▸ **REQUIREMENTS**
Gather each line containing the string "HOLD" from these entries.

▸ **MATERIAL**

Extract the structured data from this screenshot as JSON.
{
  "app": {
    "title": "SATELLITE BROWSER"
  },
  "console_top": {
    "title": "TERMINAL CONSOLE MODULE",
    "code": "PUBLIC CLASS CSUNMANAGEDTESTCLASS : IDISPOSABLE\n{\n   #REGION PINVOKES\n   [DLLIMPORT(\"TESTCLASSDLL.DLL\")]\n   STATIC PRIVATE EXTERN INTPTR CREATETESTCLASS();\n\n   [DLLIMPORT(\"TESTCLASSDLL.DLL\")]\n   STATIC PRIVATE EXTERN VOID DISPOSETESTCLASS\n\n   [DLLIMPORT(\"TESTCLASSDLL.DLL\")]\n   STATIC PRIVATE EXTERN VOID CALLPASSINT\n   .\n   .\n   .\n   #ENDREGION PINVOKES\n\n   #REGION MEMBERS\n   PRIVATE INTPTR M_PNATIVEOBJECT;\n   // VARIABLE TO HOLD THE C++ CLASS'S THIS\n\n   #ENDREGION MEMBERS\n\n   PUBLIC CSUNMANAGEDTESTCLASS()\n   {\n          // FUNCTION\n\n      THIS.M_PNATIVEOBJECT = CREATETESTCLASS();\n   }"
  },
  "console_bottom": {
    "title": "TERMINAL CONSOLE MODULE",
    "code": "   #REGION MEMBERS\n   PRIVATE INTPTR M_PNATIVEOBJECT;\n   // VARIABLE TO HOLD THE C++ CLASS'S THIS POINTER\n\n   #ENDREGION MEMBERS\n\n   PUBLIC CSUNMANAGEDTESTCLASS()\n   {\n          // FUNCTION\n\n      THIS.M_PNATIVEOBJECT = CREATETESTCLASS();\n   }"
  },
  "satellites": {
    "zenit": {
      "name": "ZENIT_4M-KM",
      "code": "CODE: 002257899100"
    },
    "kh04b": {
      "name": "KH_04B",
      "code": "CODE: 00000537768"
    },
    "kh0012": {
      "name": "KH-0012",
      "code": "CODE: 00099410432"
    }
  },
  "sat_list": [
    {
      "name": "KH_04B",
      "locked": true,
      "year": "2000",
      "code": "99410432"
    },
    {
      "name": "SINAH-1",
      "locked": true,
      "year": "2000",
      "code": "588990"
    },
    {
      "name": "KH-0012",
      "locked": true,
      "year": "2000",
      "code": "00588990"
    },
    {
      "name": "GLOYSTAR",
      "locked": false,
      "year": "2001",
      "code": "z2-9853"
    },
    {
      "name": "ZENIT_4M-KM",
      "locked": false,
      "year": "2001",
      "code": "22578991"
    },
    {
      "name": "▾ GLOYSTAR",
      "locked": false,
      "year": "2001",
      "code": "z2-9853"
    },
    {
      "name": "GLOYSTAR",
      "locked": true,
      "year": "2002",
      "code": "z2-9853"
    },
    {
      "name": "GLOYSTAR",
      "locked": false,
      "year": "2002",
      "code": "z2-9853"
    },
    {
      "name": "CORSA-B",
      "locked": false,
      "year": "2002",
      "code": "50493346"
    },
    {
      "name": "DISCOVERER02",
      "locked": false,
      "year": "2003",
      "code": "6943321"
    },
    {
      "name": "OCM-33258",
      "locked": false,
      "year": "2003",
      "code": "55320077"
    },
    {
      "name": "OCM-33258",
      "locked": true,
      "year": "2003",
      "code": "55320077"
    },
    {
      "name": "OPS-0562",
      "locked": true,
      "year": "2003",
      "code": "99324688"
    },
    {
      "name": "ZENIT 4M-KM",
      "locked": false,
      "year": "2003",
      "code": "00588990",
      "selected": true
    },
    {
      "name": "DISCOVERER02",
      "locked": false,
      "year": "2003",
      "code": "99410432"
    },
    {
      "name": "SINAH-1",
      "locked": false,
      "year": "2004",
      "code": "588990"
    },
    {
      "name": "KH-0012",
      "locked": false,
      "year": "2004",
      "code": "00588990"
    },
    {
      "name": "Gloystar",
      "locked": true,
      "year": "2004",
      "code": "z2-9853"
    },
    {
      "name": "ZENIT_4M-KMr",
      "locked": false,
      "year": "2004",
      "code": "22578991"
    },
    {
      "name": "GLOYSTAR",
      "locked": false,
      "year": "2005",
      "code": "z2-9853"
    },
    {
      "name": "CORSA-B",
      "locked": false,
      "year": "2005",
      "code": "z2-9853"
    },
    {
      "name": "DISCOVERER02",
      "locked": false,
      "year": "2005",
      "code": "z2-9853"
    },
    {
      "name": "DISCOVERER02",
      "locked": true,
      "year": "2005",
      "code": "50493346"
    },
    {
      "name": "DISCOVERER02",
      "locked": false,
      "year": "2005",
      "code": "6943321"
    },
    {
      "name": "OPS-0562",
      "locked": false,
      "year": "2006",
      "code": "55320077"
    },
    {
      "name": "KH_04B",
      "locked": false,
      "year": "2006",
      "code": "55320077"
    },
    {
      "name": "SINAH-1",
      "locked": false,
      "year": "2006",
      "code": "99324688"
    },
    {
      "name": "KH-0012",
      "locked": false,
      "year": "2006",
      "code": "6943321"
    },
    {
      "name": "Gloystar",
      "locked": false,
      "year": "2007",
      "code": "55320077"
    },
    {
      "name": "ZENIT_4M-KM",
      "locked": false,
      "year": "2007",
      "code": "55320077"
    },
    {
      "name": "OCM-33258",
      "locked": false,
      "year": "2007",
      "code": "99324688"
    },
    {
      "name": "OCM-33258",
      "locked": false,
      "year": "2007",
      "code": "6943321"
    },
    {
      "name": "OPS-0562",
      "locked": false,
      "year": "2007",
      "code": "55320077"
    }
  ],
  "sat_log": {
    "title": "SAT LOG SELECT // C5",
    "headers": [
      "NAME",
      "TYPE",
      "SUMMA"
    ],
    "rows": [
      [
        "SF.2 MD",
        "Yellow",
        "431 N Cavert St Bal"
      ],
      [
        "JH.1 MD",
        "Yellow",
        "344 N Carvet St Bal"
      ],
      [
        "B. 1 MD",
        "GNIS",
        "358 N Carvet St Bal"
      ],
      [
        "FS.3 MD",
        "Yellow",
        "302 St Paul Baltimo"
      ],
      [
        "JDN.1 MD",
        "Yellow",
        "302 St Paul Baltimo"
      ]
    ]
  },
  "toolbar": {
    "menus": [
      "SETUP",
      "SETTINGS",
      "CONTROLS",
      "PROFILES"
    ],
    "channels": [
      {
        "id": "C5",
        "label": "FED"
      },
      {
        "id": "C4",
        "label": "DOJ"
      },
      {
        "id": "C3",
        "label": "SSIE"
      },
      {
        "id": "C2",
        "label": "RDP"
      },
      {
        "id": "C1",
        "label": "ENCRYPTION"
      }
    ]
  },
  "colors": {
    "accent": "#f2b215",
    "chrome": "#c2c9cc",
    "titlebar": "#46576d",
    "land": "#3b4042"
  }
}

▸ **TASK OUTPUT**
    "code": "PUBLIC CLASS CSUNMANAGEDTESTCLASS : IDISPOSABLE\n{\n   #REGION PINVOKES\n   [DLLIMPORT(\"TESTCLASSDLL.DLL\")]\n   STATIC PRIVATE EXTERN INTPTR CREATETESTCLASS();\n\n   [DLLIMPORT(\"TESTCLASSDLL.DLL\")]\n   STATIC PRIVATE EXTERN VOID DISPOSETESTCLASS\n\n   [DLLIMPORT(\"TESTCLASSDLL.DLL\")]\n   STATIC PRIVATE EXTERN VOID CALLPASSINT\n   .\n   .\n   .\n   #ENDREGION PINVOKES\n\n   #REGION MEMBERS\n   PRIVATE INTPTR M_PNATIVEOBJECT;\n   // VARIABLE TO HOLD THE C++ CLASS'S THIS\n\n   #ENDREGION MEMBERS\n\n   PUBLIC CSUNMANAGEDTESTCLASS()\n   {\n          // FUNCTION\n\n      THIS.M_PNATIVEOBJECT = CREATETESTCLASS();\n   }"
    "code": "   #REGION MEMBERS\n   PRIVATE INTPTR M_PNATIVEOBJECT;\n   // VARIABLE TO HOLD THE C++ CLASS'S THIS POINTER\n\n   #ENDREGION MEMBERS\n\n   PUBLIC CSUNMANAGEDTESTCLASS()\n   {\n          // FUNCTION\n\n      THIS.M_PNATIVEOBJECT = CREATETESTCLASS();\n   }"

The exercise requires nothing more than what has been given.